Goal of the exercise:
Set each record down exactly, excluding all images.

Records for this exercise:

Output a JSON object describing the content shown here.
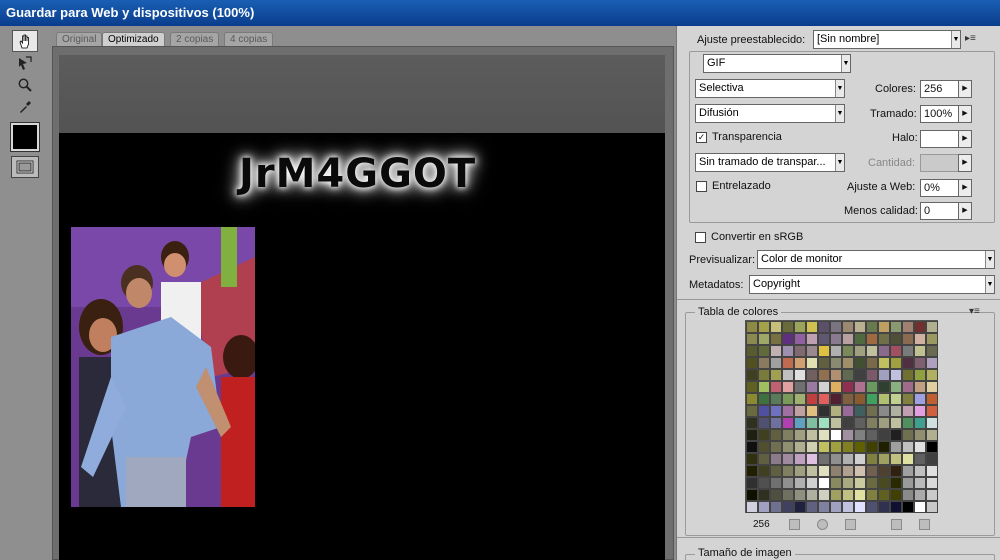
{
  "window": {
    "title": "Guardar para Web y dispositivos (100%)"
  },
  "tools": [
    {
      "name": "hand-tool-icon"
    },
    {
      "name": "slice-select-tool-icon"
    },
    {
      "name": "zoom-tool-icon"
    },
    {
      "name": "eyedropper-tool-icon"
    }
  ],
  "tabs": [
    {
      "label": "Original"
    },
    {
      "label": "Optimizado"
    },
    {
      "label": "2 copias"
    },
    {
      "label": "4 copias"
    }
  ],
  "canvas": {
    "banner_text": "JrM4GGOT"
  },
  "panel": {
    "preset_label": "Ajuste preestablecido:",
    "preset_value": "[Sin nombre]",
    "format_value": "GIF",
    "reduction_value": "Selectiva",
    "dither_algo_value": "Difusión",
    "transparency_label": "Transparencia",
    "transparency_checked": true,
    "trans_dither_value": "Sin tramado de transpar...",
    "interlaced_label": "Entrelazado",
    "interlaced_checked": false,
    "colors_label": "Colores:",
    "colors_value": "256",
    "dither_label": "Tramado:",
    "dither_value": "100%",
    "matte_label": "Halo:",
    "matte_value": "",
    "amount_label": "Cantidad:",
    "amount_value": "",
    "web_snap_label": "Ajuste a Web:",
    "web_snap_value": "0%",
    "lossy_label": "Menos calidad:",
    "lossy_value": "0",
    "srgb_label": "Convertir en sRGB",
    "srgb_checked": false,
    "preview_label": "Previsualizar:",
    "preview_value": "Color de monitor",
    "metadata_label": "Metadatos:",
    "metadata_value": "Copyright"
  },
  "color_table": {
    "title": "Tabla de colores",
    "count": "256",
    "colors": [
      "#8c8a45",
      "#a5a04a",
      "#c7c07a",
      "#6b6a3a",
      "#9aa55a",
      "#d0c050",
      "#5b4f6a",
      "#7a7480",
      "#9b8870",
      "#b8b090",
      "#6a7a50",
      "#c0a060",
      "#8a9a70",
      "#a08070",
      "#703030",
      "#b0b090",
      "#8a8a50",
      "#a0a868",
      "#787040",
      "#603080",
      "#9060a0",
      "#c0a0b0",
      "#605870",
      "#8a7a90",
      "#b8a0a0",
      "#506a40",
      "#a06a40",
      "#707048",
      "#505038",
      "#8a6a50",
      "#d0b0a0",
      "#9a9a60",
      "#5a5a30",
      "#606a3a",
      "#c0b0b0",
      "#a090b0",
      "#806a70",
      "#9a8a90",
      "#e0c040",
      "#b0b0b0",
      "#7a8a5a",
      "#a0a080",
      "#c0c0a0",
      "#8a6a8a",
      "#a05060",
      "#7a7a7a",
      "#c0c090",
      "#6a6a50",
      "#505020",
      "#8a7a60",
      "#a0a0a0",
      "#c06a50",
      "#d0a070",
      "#e0e0b0",
      "#606040",
      "#8a8a70",
      "#a0906a",
      "#405030",
      "#7a6a4a",
      "#c0c060",
      "#a0a040",
      "#503040",
      "#806070",
      "#b0a0c0",
      "#404020",
      "#7a7a3a",
      "#a0a050",
      "#c0c0c0",
      "#e0e0e0",
      "#706060",
      "#907050",
      "#b09070",
      "#606a50",
      "#404040",
      "#7a5a6a",
      "#a0a0c0",
      "#c0c0e0",
      "#707030",
      "#90a040",
      "#b0b060",
      "#606020",
      "#a0c060",
      "#c06070",
      "#e0a0a0",
      "#707070",
      "#9a7aa0",
      "#d0d0d0",
      "#e0b060",
      "#903050",
      "#b07090",
      "#6a9a60",
      "#304030",
      "#8ab080",
      "#a06a8a",
      "#c0a080",
      "#e0d0a0",
      "#8a8a30",
      "#407040",
      "#5a7a5a",
      "#7a9a5a",
      "#a0b070",
      "#c04040",
      "#e06060",
      "#502030",
      "#806040",
      "#8a5a30",
      "#40a060",
      "#b0c070",
      "#c0d090",
      "#808040",
      "#a0a0e0",
      "#c06030",
      "#6a6a40",
      "#5050a0",
      "#7070c0",
      "#a070a0",
      "#c0a0a0",
      "#e0c080",
      "#303030",
      "#b0b080",
      "#9a6a9a",
      "#406060",
      "#707050",
      "#8a8a8a",
      "#b0b0a0",
      "#c0a0b0",
      "#e0a0e0",
      "#d06040",
      "#303020",
      "#505070",
      "#7070a0",
      "#b040b0",
      "#60a0c0",
      "#80c0a0",
      "#a0e0c0",
      "#c0c0a0",
      "#404040",
      "#606060",
      "#808060",
      "#a0a080",
      "#c0c0a0",
      "#509060",
      "#40a090",
      "#d0e0e0",
      "#202010",
      "#404020",
      "#606040",
      "#808060",
      "#a0a080",
      "#c0c0a0",
      "#e0e0c0",
      "#ffffff",
      "#a090a0",
      "#808080",
      "#606060",
      "#404040",
      "#202020",
      "#707050",
      "#909070",
      "#b0b090",
      "#101010",
      "#505030",
      "#707050",
      "#909070",
      "#b0b090",
      "#d0d0b0",
      "#c0c060",
      "#a0a040",
      "#808020",
      "#606000",
      "#404000",
      "#202000",
      "#a0a0a0",
      "#c0c0c0",
      "#e0e0e0",
      "#000000",
      "#303010",
      "#606040",
      "#8a7a8a",
      "#a08aa0",
      "#c0a0c0",
      "#e0c0e0",
      "#707070",
      "#909090",
      "#b0b0b0",
      "#d0d0d0",
      "#808040",
      "#a0a060",
      "#c0c080",
      "#e0e0a0",
      "#606060",
      "#404040",
      "#202000",
      "#404020",
      "#606040",
      "#808060",
      "#a0a080",
      "#c0c0a0",
      "#e0e0c0",
      "#908070",
      "#b0a090",
      "#d0c0b0",
      "#706050",
      "#504030",
      "#302010",
      "#a0a0a0",
      "#c0c0c0",
      "#e0e0e0",
      "#303030",
      "#505050",
      "#707070",
      "#909090",
      "#b0b0b0",
      "#d0d0d0",
      "#ffffff",
      "#8a8a60",
      "#aaaa80",
      "#caca a0",
      "#6a6a40",
      "#4a4a20",
      "#2a2a00",
      "#9a9a9a",
      "#bababa",
      "#dadada",
      "#101000",
      "#303020",
      "#505040",
      "#707060",
      "#909080",
      "#b0b0a0",
      "#d0d0c0",
      "#a0a060",
      "#c0c080",
      "#e0e0a0",
      "#808040",
      "#606020",
      "#404000",
      "#8a8a8a",
      "#aaaaaa",
      "#cacaca",
      "#d0d0e0",
      "#a0a0c0",
      "#707090",
      "#404060",
      "#202040",
      "#606080",
      "#8080a0",
      "#a0a0c0",
      "#c0c0e0",
      "#e0e0ff",
      "#505070",
      "#303050",
      "#101030",
      "#000000",
      "#ffffff",
      "#c8c8c8"
    ]
  },
  "image_size": {
    "title": "Tamaño de imagen"
  }
}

Task output:
Output a JSON object describing the content shown here.
{
  "window": {
    "title": "Guardar para Web y dispositivos (100%)"
  },
  "tools": [
    {
      "name": "hand-tool-icon"
    },
    {
      "name": "slice-select-tool-icon"
    },
    {
      "name": "zoom-tool-icon"
    },
    {
      "name": "eyedropper-tool-icon"
    }
  ],
  "tabs": [
    {
      "label": "Original"
    },
    {
      "label": "Optimizado"
    },
    {
      "label": "2 copias"
    },
    {
      "label": "4 copias"
    }
  ],
  "canvas": {
    "banner_text": "JrM4GGOT"
  },
  "panel": {
    "preset_label": "Ajuste preestablecido:",
    "preset_value": "[Sin nombre]",
    "format_value": "GIF",
    "reduction_value": "Selectiva",
    "dither_algo_value": "Difusión",
    "transparency_label": "Transparencia",
    "transparency_checked": true,
    "trans_dither_value": "Sin tramado de transpar...",
    "interlaced_label": "Entrelazado",
    "interlaced_checked": false,
    "colors_label": "Colores:",
    "colors_value": "256",
    "dither_label": "Tramado:",
    "dither_value": "100%",
    "matte_label": "Halo:",
    "matte_value": "",
    "amount_label": "Cantidad:",
    "amount_value": "",
    "web_snap_label": "Ajuste a Web:",
    "web_snap_value": "0%",
    "lossy_label": "Menos calidad:",
    "lossy_value": "0",
    "srgb_label": "Convertir en sRGB",
    "srgb_checked": false,
    "preview_label": "Previsualizar:",
    "preview_value": "Color de monitor",
    "metadata_label": "Metadatos:",
    "metadata_value": "Copyright"
  },
  "color_table": {
    "title": "Tabla de colores",
    "count": "256",
    "colors": [
      "#8c8a45",
      "#a5a04a",
      "#c7c07a",
      "#6b6a3a",
      "#9aa55a",
      "#d0c050",
      "#5b4f6a",
      "#7a7480",
      "#9b8870",
      "#b8b090",
      "#6a7a50",
      "#c0a060",
      "#8a9a70",
      "#a08070",
      "#703030",
      "#b0b090",
      "#8a8a50",
      "#a0a868",
      "#787040",
      "#603080",
      "#9060a0",
      "#c0a0b0",
      "#605870",
      "#8a7a90",
      "#b8a0a0",
      "#506a40",
      "#a06a40",
      "#707048",
      "#505038",
      "#8a6a50",
      "#d0b0a0",
      "#9a9a60",
      "#5a5a30",
      "#606a3a",
      "#c0b0b0",
      "#a090b0",
      "#806a70",
      "#9a8a90",
      "#e0c040",
      "#b0b0b0",
      "#7a8a5a",
      "#a0a080",
      "#c0c0a0",
      "#8a6a8a",
      "#a05060",
      "#7a7a7a",
      "#c0c090",
      "#6a6a50",
      "#505020",
      "#8a7a60",
      "#a0a0a0",
      "#c06a50",
      "#d0a070",
      "#e0e0b0",
      "#606040",
      "#8a8a70",
      "#a0906a",
      "#405030",
      "#7a6a4a",
      "#c0c060",
      "#a0a040",
      "#503040",
      "#806070",
      "#b0a0c0",
      "#404020",
      "#7a7a3a",
      "#a0a050",
      "#c0c0c0",
      "#e0e0e0",
      "#706060",
      "#907050",
      "#b09070",
      "#606a50",
      "#404040",
      "#7a5a6a",
      "#a0a0c0",
      "#c0c0e0",
      "#707030",
      "#90a040",
      "#b0b060",
      "#606020",
      "#a0c060",
      "#c06070",
      "#e0a0a0",
      "#707070",
      "#9a7aa0",
      "#d0d0d0",
      "#e0b060",
      "#903050",
      "#b07090",
      "#6a9a60",
      "#304030",
      "#8ab080",
      "#a06a8a",
      "#c0a080",
      "#e0d0a0",
      "#8a8a30",
      "#407040",
      "#5a7a5a",
      "#7a9a5a",
      "#a0b070",
      "#c04040",
      "#e06060",
      "#502030",
      "#806040",
      "#8a5a30",
      "#40a060",
      "#b0c070",
      "#c0d090",
      "#808040",
      "#a0a0e0",
      "#c06030",
      "#6a6a40",
      "#5050a0",
      "#7070c0",
      "#a070a0",
      "#c0a0a0",
      "#e0c080",
      "#303030",
      "#b0b080",
      "#9a6a9a",
      "#406060",
      "#707050",
      "#8a8a8a",
      "#b0b0a0",
      "#c0a0b0",
      "#e0a0e0",
      "#d06040",
      "#303020",
      "#505070",
      "#7070a0",
      "#b040b0",
      "#60a0c0",
      "#80c0a0",
      "#a0e0c0",
      "#c0c0a0",
      "#404040",
      "#606060",
      "#808060",
      "#a0a080",
      "#c0c0a0",
      "#509060",
      "#40a090",
      "#d0e0e0",
      "#202010",
      "#404020",
      "#606040",
      "#808060",
      "#a0a080",
      "#c0c0a0",
      "#e0e0c0",
      "#ffffff",
      "#a090a0",
      "#808080",
      "#606060",
      "#404040",
      "#202020",
      "#707050",
      "#909070",
      "#b0b090",
      "#101010",
      "#505030",
      "#707050",
      "#909070",
      "#b0b090",
      "#d0d0b0",
      "#c0c060",
      "#a0a040",
      "#808020",
      "#606000",
      "#404000",
      "#202000",
      "#a0a0a0",
      "#c0c0c0",
      "#e0e0e0",
      "#000000",
      "#303010",
      "#606040",
      "#8a7a8a",
      "#a08aa0",
      "#c0a0c0",
      "#e0c0e0",
      "#707070",
      "#909090",
      "#b0b0b0",
      "#d0d0d0",
      "#808040",
      "#a0a060",
      "#c0c080",
      "#e0e0a0",
      "#606060",
      "#404040",
      "#202000",
      "#404020",
      "#606040",
      "#808060",
      "#a0a080",
      "#c0c0a0",
      "#e0e0c0",
      "#908070",
      "#b0a090",
      "#d0c0b0",
      "#706050",
      "#504030",
      "#302010",
      "#a0a0a0",
      "#c0c0c0",
      "#e0e0e0",
      "#303030",
      "#505050",
      "#707070",
      "#909090",
      "#b0b0b0",
      "#d0d0d0",
      "#ffffff",
      "#8a8a60",
      "#aaaa80",
      "#caca a0",
      "#6a6a40",
      "#4a4a20",
      "#2a2a00",
      "#9a9a9a",
      "#bababa",
      "#dadada",
      "#101000",
      "#303020",
      "#505040",
      "#707060",
      "#909080",
      "#b0b0a0",
      "#d0d0c0",
      "#a0a060",
      "#c0c080",
      "#e0e0a0",
      "#808040",
      "#606020",
      "#404000",
      "#8a8a8a",
      "#aaaaaa",
      "#cacaca",
      "#d0d0e0",
      "#a0a0c0",
      "#707090",
      "#404060",
      "#202040",
      "#606080",
      "#8080a0",
      "#a0a0c0",
      "#c0c0e0",
      "#e0e0ff",
      "#505070",
      "#303050",
      "#101030",
      "#000000",
      "#ffffff",
      "#c8c8c8"
    ]
  },
  "image_size": {
    "title": "Tamaño de imagen"
  }
}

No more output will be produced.